Rows from a figure dataset
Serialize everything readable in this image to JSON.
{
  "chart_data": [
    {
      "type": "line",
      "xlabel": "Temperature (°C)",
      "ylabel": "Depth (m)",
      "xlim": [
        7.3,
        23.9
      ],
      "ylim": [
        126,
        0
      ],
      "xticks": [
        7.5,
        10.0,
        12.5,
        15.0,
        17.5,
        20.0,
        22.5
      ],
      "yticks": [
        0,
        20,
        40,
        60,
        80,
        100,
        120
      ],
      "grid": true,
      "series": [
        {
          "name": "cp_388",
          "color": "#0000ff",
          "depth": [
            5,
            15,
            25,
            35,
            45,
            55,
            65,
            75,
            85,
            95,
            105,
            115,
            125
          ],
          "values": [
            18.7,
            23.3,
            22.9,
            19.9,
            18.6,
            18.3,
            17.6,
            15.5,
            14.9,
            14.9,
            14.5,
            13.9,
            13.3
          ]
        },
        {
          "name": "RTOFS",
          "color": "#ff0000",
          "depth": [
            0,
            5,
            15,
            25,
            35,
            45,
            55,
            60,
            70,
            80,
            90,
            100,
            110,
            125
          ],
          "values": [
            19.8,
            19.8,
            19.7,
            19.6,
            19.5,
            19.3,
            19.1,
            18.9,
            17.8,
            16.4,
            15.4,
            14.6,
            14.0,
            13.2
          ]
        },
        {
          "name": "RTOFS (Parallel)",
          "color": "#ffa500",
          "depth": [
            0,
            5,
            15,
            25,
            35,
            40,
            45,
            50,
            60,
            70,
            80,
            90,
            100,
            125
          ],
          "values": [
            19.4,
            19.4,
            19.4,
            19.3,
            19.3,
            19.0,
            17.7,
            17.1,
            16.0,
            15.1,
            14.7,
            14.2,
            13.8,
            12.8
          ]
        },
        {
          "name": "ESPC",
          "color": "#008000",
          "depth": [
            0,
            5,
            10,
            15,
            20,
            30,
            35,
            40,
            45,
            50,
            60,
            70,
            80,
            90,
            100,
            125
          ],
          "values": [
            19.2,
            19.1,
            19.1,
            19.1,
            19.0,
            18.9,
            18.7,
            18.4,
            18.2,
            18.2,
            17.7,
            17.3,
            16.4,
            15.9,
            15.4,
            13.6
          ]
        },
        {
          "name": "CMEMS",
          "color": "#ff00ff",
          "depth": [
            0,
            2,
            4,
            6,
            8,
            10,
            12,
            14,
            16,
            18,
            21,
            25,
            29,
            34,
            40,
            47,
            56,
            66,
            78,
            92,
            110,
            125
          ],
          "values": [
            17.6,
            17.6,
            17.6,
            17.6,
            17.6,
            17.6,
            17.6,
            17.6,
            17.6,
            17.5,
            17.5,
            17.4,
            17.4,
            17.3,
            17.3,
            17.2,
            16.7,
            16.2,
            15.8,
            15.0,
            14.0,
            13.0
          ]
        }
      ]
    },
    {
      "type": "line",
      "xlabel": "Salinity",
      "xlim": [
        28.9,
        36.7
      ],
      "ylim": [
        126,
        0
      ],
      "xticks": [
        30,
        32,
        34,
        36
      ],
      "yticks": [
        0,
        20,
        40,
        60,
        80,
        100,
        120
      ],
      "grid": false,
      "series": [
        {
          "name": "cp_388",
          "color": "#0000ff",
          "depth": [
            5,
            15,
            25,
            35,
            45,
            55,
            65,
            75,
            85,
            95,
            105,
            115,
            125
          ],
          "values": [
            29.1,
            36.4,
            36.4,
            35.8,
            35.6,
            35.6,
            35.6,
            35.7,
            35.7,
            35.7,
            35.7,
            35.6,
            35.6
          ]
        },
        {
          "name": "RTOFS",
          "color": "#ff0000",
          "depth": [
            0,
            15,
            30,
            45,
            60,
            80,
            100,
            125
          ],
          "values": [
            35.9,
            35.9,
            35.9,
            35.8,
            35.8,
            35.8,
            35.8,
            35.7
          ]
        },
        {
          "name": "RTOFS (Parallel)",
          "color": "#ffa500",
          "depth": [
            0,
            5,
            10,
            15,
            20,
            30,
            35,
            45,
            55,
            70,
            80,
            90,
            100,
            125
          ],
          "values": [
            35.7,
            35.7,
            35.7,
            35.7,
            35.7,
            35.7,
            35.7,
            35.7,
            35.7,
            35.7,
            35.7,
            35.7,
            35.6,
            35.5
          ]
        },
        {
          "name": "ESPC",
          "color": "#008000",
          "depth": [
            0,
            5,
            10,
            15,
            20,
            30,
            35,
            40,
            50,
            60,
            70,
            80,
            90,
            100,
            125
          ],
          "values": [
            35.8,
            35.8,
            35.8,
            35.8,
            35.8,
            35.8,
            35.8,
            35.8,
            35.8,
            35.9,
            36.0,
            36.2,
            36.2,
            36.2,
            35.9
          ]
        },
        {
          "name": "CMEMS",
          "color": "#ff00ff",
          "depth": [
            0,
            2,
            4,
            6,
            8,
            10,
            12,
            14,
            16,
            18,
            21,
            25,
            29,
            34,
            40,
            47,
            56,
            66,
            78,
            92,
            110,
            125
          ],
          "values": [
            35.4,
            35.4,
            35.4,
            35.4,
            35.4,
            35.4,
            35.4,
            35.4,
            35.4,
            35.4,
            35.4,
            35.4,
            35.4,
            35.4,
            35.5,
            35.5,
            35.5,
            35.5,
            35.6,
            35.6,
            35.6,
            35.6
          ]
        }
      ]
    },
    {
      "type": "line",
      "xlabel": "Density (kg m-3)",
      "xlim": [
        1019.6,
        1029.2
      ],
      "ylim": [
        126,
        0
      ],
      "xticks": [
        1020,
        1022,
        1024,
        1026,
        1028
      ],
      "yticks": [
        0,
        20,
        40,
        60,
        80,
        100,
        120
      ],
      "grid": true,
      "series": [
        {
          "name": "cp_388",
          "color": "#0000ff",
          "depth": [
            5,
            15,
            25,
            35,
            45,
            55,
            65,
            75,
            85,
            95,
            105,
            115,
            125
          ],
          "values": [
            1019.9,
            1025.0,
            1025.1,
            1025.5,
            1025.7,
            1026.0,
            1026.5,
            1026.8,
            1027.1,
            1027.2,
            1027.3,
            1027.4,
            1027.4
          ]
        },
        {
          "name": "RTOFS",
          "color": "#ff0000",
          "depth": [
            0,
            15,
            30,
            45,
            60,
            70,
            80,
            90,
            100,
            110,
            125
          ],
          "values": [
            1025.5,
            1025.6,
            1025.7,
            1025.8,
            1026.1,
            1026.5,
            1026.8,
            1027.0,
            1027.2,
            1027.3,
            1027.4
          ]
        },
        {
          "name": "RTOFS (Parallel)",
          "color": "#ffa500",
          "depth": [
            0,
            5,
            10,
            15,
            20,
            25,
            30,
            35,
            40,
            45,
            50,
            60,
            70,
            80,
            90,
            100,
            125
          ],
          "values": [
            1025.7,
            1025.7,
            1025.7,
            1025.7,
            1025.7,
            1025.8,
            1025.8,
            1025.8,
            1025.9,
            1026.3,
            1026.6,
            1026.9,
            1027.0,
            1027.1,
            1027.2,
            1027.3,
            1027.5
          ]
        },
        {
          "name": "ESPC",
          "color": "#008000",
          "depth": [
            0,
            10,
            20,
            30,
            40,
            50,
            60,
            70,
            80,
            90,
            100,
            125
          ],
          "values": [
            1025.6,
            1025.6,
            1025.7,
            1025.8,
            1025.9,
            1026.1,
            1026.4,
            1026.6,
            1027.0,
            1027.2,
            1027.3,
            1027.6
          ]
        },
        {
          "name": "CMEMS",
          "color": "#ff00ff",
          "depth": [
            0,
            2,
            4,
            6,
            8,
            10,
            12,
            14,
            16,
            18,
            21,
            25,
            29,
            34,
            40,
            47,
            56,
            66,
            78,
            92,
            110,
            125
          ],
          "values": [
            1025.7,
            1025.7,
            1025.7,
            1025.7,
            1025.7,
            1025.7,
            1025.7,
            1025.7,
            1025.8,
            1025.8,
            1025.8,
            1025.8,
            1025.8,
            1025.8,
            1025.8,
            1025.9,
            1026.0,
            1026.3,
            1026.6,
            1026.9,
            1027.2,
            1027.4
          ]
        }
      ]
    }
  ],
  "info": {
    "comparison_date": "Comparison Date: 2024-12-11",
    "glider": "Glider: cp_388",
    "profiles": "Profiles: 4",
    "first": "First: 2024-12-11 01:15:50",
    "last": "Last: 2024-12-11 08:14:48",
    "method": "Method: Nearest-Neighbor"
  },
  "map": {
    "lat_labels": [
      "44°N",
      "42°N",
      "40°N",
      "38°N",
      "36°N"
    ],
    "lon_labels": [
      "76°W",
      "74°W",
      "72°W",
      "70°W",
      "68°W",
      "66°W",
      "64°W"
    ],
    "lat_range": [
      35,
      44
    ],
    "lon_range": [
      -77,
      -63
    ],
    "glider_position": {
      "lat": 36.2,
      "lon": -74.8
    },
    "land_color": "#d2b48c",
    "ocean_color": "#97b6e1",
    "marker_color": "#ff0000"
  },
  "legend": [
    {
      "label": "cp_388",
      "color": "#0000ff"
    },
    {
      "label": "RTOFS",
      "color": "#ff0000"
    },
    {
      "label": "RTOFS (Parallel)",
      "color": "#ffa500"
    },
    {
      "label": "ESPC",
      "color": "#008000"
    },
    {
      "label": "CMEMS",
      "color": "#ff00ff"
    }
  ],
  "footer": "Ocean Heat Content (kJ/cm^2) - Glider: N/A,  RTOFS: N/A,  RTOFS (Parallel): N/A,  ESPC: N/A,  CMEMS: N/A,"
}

WHAT YOU HAVE TO DO: Extract lines where the string "xlabel" occurs.

ANSWER BELOW:
      "xlabel": "Temperature (°C)",
      "xlabel": "Salinity",
      "xlabel": "Density (kg m-3)",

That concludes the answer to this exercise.